- Task prompt: Skip the images and copy each record exactly as written.

- The data:
start

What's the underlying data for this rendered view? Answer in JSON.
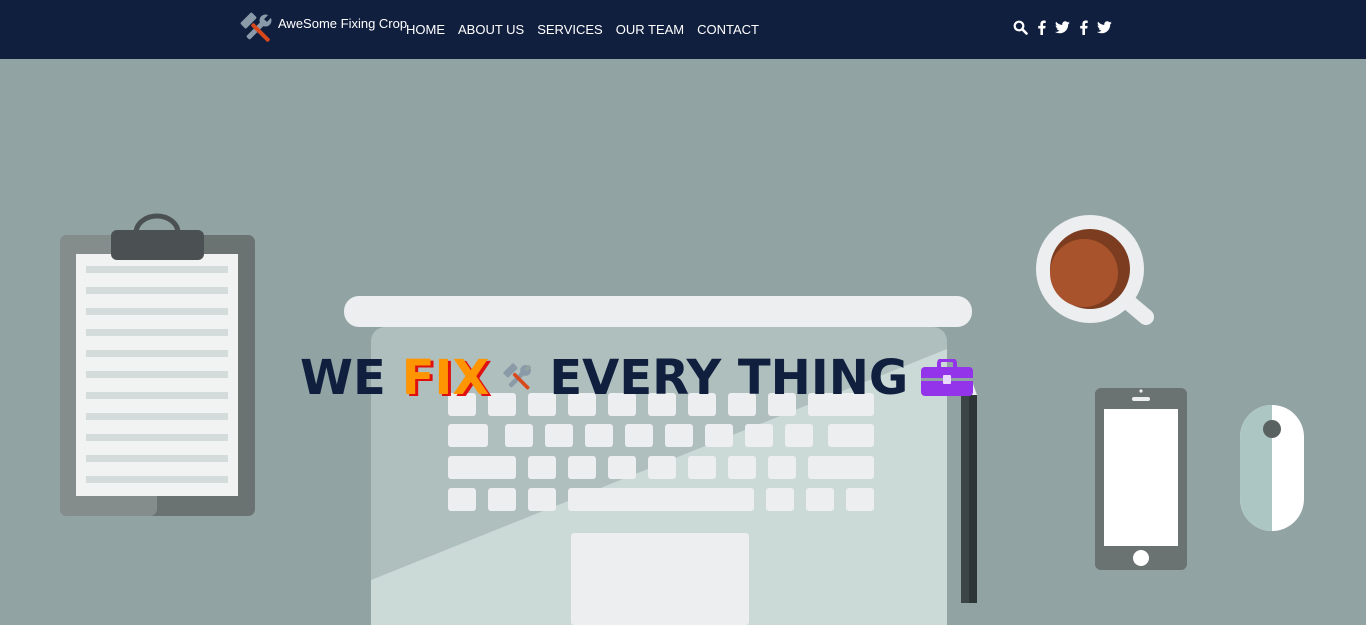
{
  "brand": {
    "name": "AweSome Fixing Crop",
    "logo_icon": "tools-icon"
  },
  "nav": {
    "links": [
      "HOME",
      "ABOUT US",
      "SERVICES",
      "OUR TEAM",
      "CONTACT"
    ]
  },
  "nav_icons": [
    "search-icon",
    "facebook-icon",
    "twitter-icon",
    "facebook-icon",
    "twitter-icon"
  ],
  "hero": {
    "headline_before": "WE",
    "headline_highlight": "FIX",
    "headline_after": "EVERY THING",
    "background_scene": "flat desk illustration with clipboard, laptop, coffee cup, pencil, phone and mouse"
  },
  "colors": {
    "navbar_bg": "#111f3f",
    "hero_bg": "#92a3a3",
    "headline_text": "#111f3f",
    "highlight_text": "#ff9500",
    "highlight_shadow": "#e01010",
    "toolbox_icon": "#9333ea"
  }
}
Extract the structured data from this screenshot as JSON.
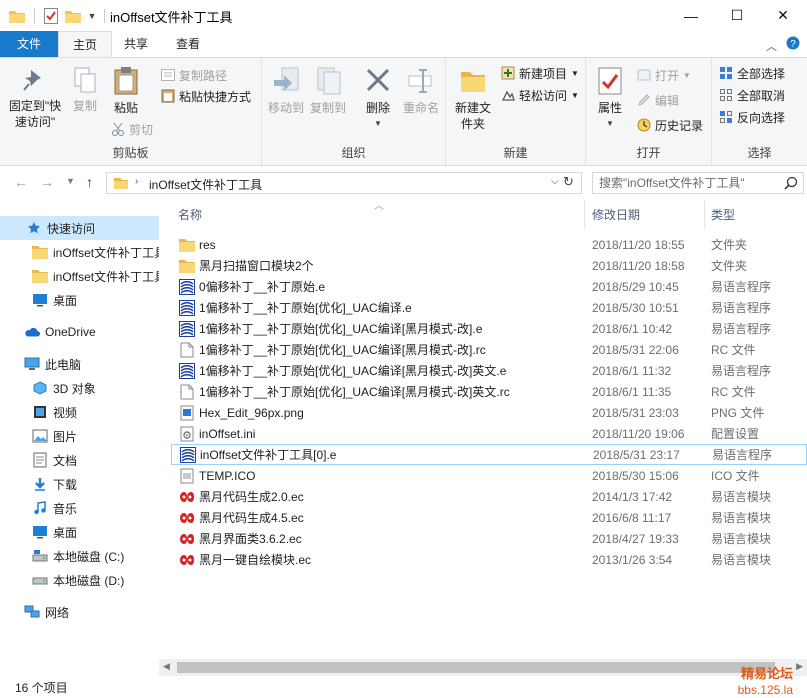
{
  "window": {
    "title": "inOffset文件补丁工具",
    "minimize_glyph": "—",
    "maximize_glyph": "☐",
    "close_glyph": "✕"
  },
  "tabs": {
    "file": "文件",
    "home": "主页",
    "share": "共享",
    "view": "查看"
  },
  "ribbon": {
    "clipboard": {
      "group_label": "剪贴板",
      "pin": "固定到\"快速访问\"",
      "copy": "复制",
      "paste": "粘贴",
      "copy_path": "复制路径",
      "paste_shortcut": "粘贴快捷方式",
      "cut": "剪切"
    },
    "organize": {
      "group_label": "组织",
      "move_to": "移动到",
      "copy_to": "复制到",
      "delete": "删除",
      "rename": "重命名"
    },
    "new": {
      "group_label": "新建",
      "new_folder": "新建文件夹",
      "new_item": "新建项目",
      "easy_access": "轻松访问"
    },
    "open": {
      "group_label": "打开",
      "properties": "属性",
      "open": "打开",
      "edit": "编辑",
      "history": "历史记录"
    },
    "select": {
      "group_label": "选择",
      "select_all": "全部选择",
      "select_none": "全部取消",
      "invert": "反向选择"
    }
  },
  "address": {
    "path": "inOffset文件补丁工具",
    "search_placeholder": "搜索\"inOffset文件补丁工具\""
  },
  "navpane": {
    "quick_access": "快速访问",
    "pinned": [
      "inOffset文件补丁工具",
      "inOffset文件补丁工具"
    ],
    "desktop_pinned": "桌面",
    "onedrive": "OneDrive",
    "this_pc": "此电脑",
    "pc_items": [
      "3D 对象",
      "视频",
      "图片",
      "文档",
      "下载",
      "音乐",
      "桌面",
      "本地磁盘 (C:)",
      "本地磁盘 (D:)"
    ],
    "network": "网络"
  },
  "filelist": {
    "columns": {
      "name": "名称",
      "date": "修改日期",
      "type": "类型"
    },
    "files": [
      {
        "icon": "folder-icon",
        "name": "res",
        "date": "2018/11/20 18:55",
        "type": "文件夹"
      },
      {
        "icon": "folder-icon",
        "name": "黑月扫描窗口模块2个",
        "date": "2018/11/20 18:58",
        "type": "文件夹"
      },
      {
        "icon": "e-file-icon",
        "name": "0偏移补丁__补丁原始.e",
        "date": "2018/5/29 10:45",
        "type": "易语言程序"
      },
      {
        "icon": "e-file-icon",
        "name": "1偏移补丁__补丁原始[优化]_UAC编译.e",
        "date": "2018/5/30 10:51",
        "type": "易语言程序"
      },
      {
        "icon": "e-file-icon",
        "name": "1偏移补丁__补丁原始[优化]_UAC编译[黑月模式-改].e",
        "date": "2018/6/1 10:42",
        "type": "易语言程序"
      },
      {
        "icon": "rc-file-icon",
        "name": "1偏移补丁__补丁原始[优化]_UAC编译[黑月模式-改].rc",
        "date": "2018/5/31 22:06",
        "type": "RC 文件"
      },
      {
        "icon": "e-file-icon",
        "name": "1偏移补丁__补丁原始[优化]_UAC编译[黑月模式-改]英文.e",
        "date": "2018/6/1 11:32",
        "type": "易语言程序"
      },
      {
        "icon": "rc-file-icon",
        "name": "1偏移补丁__补丁原始[优化]_UAC编译[黑月模式-改]英文.rc",
        "date": "2018/6/1 11:35",
        "type": "RC 文件"
      },
      {
        "icon": "png-file-icon",
        "name": "Hex_Edit_96px.png",
        "date": "2018/5/31 23:03",
        "type": "PNG 文件"
      },
      {
        "icon": "ini-file-icon",
        "name": "inOffset.ini",
        "date": "2018/11/20 19:06",
        "type": "配置设置"
      },
      {
        "icon": "e-file-icon",
        "name": "inOffset文件补丁工具[0].e",
        "date": "2018/5/31 23:17",
        "type": "易语言程序"
      },
      {
        "icon": "ico-file-icon",
        "name": "TEMP.ICO",
        "date": "2018/5/30 15:06",
        "type": "ICO 文件"
      },
      {
        "icon": "ec-module-icon",
        "name": "黑月代码生成2.0.ec",
        "date": "2014/1/3 17:42",
        "type": "易语言模块"
      },
      {
        "icon": "ec-module-icon",
        "name": "黑月代码生成4.5.ec",
        "date": "2016/6/8 11:17",
        "type": "易语言模块"
      },
      {
        "icon": "ec-module-icon",
        "name": "黑月界面类3.6.2.ec",
        "date": "2018/4/27 19:33",
        "type": "易语言模块"
      },
      {
        "icon": "ec-module-icon",
        "name": "黑月一键自绘模块.ec",
        "date": "2013/1/26 3:54",
        "type": "易语言模块"
      }
    ]
  },
  "status": {
    "item_count": "16 个项目"
  },
  "watermark": {
    "line1": "精易论坛",
    "line2": "bbs.125.la"
  },
  "colors": {
    "accent": "#1979ca",
    "selection": "#cce8ff",
    "folder": "#f3c35a",
    "watermark": "#e05a1a"
  }
}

end

- Written answer:
What's the underlying data for this rendered view? Answer in JSON.
{
  "brand": {
    "name": "AweSome Fixing Crop",
    "logo_icon": "tools-icon"
  },
  "nav": {
    "links": [
      "HOME",
      "ABOUT US",
      "SERVICES",
      "OUR TEAM",
      "CONTACT"
    ]
  },
  "nav_icons": [
    "search-icon",
    "facebook-icon",
    "twitter-icon",
    "facebook-icon",
    "twitter-icon"
  ],
  "hero": {
    "headline_before": "WE",
    "headline_highlight": "FIX",
    "headline_after": "EVERY THING",
    "background_scene": "flat desk illustration with clipboard, laptop, coffee cup, pencil, phone and mouse"
  },
  "colors": {
    "navbar_bg": "#111f3f",
    "hero_bg": "#92a3a3",
    "headline_text": "#111f3f",
    "highlight_text": "#ff9500",
    "highlight_shadow": "#e01010",
    "toolbox_icon": "#9333ea"
  }
}
Extract the structured data from this screenshot as JSON.
{
  "window": {
    "title": "inOffset文件补丁工具",
    "minimize_glyph": "—",
    "maximize_glyph": "☐",
    "close_glyph": "✕"
  },
  "tabs": {
    "file": "文件",
    "home": "主页",
    "share": "共享",
    "view": "查看"
  },
  "ribbon": {
    "clipboard": {
      "group_label": "剪贴板",
      "pin": "固定到\"快速访问\"",
      "copy": "复制",
      "paste": "粘贴",
      "copy_path": "复制路径",
      "paste_shortcut": "粘贴快捷方式",
      "cut": "剪切"
    },
    "organize": {
      "group_label": "组织",
      "move_to": "移动到",
      "copy_to": "复制到",
      "delete": "删除",
      "rename": "重命名"
    },
    "new": {
      "group_label": "新建",
      "new_folder": "新建文件夹",
      "new_item": "新建项目",
      "easy_access": "轻松访问"
    },
    "open": {
      "group_label": "打开",
      "properties": "属性",
      "open": "打开",
      "edit": "编辑",
      "history": "历史记录"
    },
    "select": {
      "group_label": "选择",
      "select_all": "全部选择",
      "select_none": "全部取消",
      "invert": "反向选择"
    }
  },
  "address": {
    "path": "inOffset文件补丁工具",
    "search_placeholder": "搜索\"inOffset文件补丁工具\""
  },
  "navpane": {
    "quick_access": "快速访问",
    "pinned": [
      "inOffset文件补丁工具",
      "inOffset文件补丁工具"
    ],
    "desktop_pinned": "桌面",
    "onedrive": "OneDrive",
    "this_pc": "此电脑",
    "pc_items": [
      "3D 对象",
      "视频",
      "图片",
      "文档",
      "下载",
      "音乐",
      "桌面",
      "本地磁盘 (C:)",
      "本地磁盘 (D:)"
    ],
    "network": "网络"
  },
  "filelist": {
    "columns": {
      "name": "名称",
      "date": "修改日期",
      "type": "类型"
    },
    "files": [
      {
        "icon": "folder-icon",
        "name": "res",
        "date": "2018/11/20 18:55",
        "type": "文件夹"
      },
      {
        "icon": "folder-icon",
        "name": "黑月扫描窗口模块2个",
        "date": "2018/11/20 18:58",
        "type": "文件夹"
      },
      {
        "icon": "e-file-icon",
        "name": "0偏移补丁__补丁原始.e",
        "date": "2018/5/29 10:45",
        "type": "易语言程序"
      },
      {
        "icon": "e-file-icon",
        "name": "1偏移补丁__补丁原始[优化]_UAC编译.e",
        "date": "2018/5/30 10:51",
        "type": "易语言程序"
      },
      {
        "icon": "e-file-icon",
        "name": "1偏移补丁__补丁原始[优化]_UAC编译[黑月模式-改].e",
        "date": "2018/6/1 10:42",
        "type": "易语言程序"
      },
      {
        "icon": "rc-file-icon",
        "name": "1偏移补丁__补丁原始[优化]_UAC编译[黑月模式-改].rc",
        "date": "2018/5/31 22:06",
        "type": "RC 文件"
      },
      {
        "icon": "e-file-icon",
        "name": "1偏移补丁__补丁原始[优化]_UAC编译[黑月模式-改]英文.e",
        "date": "2018/6/1 11:32",
        "type": "易语言程序"
      },
      {
        "icon": "rc-file-icon",
        "name": "1偏移补丁__补丁原始[优化]_UAC编译[黑月模式-改]英文.rc",
        "date": "2018/6/1 11:35",
        "type": "RC 文件"
      },
      {
        "icon": "png-file-icon",
        "name": "Hex_Edit_96px.png",
        "date": "2018/5/31 23:03",
        "type": "PNG 文件"
      },
      {
        "icon": "ini-file-icon",
        "name": "inOffset.ini",
        "date": "2018/11/20 19:06",
        "type": "配置设置"
      },
      {
        "icon": "e-file-icon",
        "name": "inOffset文件补丁工具[0].e",
        "date": "2018/5/31 23:17",
        "type": "易语言程序"
      },
      {
        "icon": "ico-file-icon",
        "name": "TEMP.ICO",
        "date": "2018/5/30 15:06",
        "type": "ICO 文件"
      },
      {
        "icon": "ec-module-icon",
        "name": "黑月代码生成2.0.ec",
        "date": "2014/1/3 17:42",
        "type": "易语言模块"
      },
      {
        "icon": "ec-module-icon",
        "name": "黑月代码生成4.5.ec",
        "date": "2016/6/8 11:17",
        "type": "易语言模块"
      },
      {
        "icon": "ec-module-icon",
        "name": "黑月界面类3.6.2.ec",
        "date": "2018/4/27 19:33",
        "type": "易语言模块"
      },
      {
        "icon": "ec-module-icon",
        "name": "黑月一键自绘模块.ec",
        "date": "2013/1/26 3:54",
        "type": "易语言模块"
      }
    ]
  },
  "status": {
    "item_count": "16 个项目"
  },
  "watermark": {
    "line1": "精易论坛",
    "line2": "bbs.125.la"
  },
  "colors": {
    "accent": "#1979ca",
    "selection": "#cce8ff",
    "folder": "#f3c35a",
    "watermark": "#e05a1a"
  }
}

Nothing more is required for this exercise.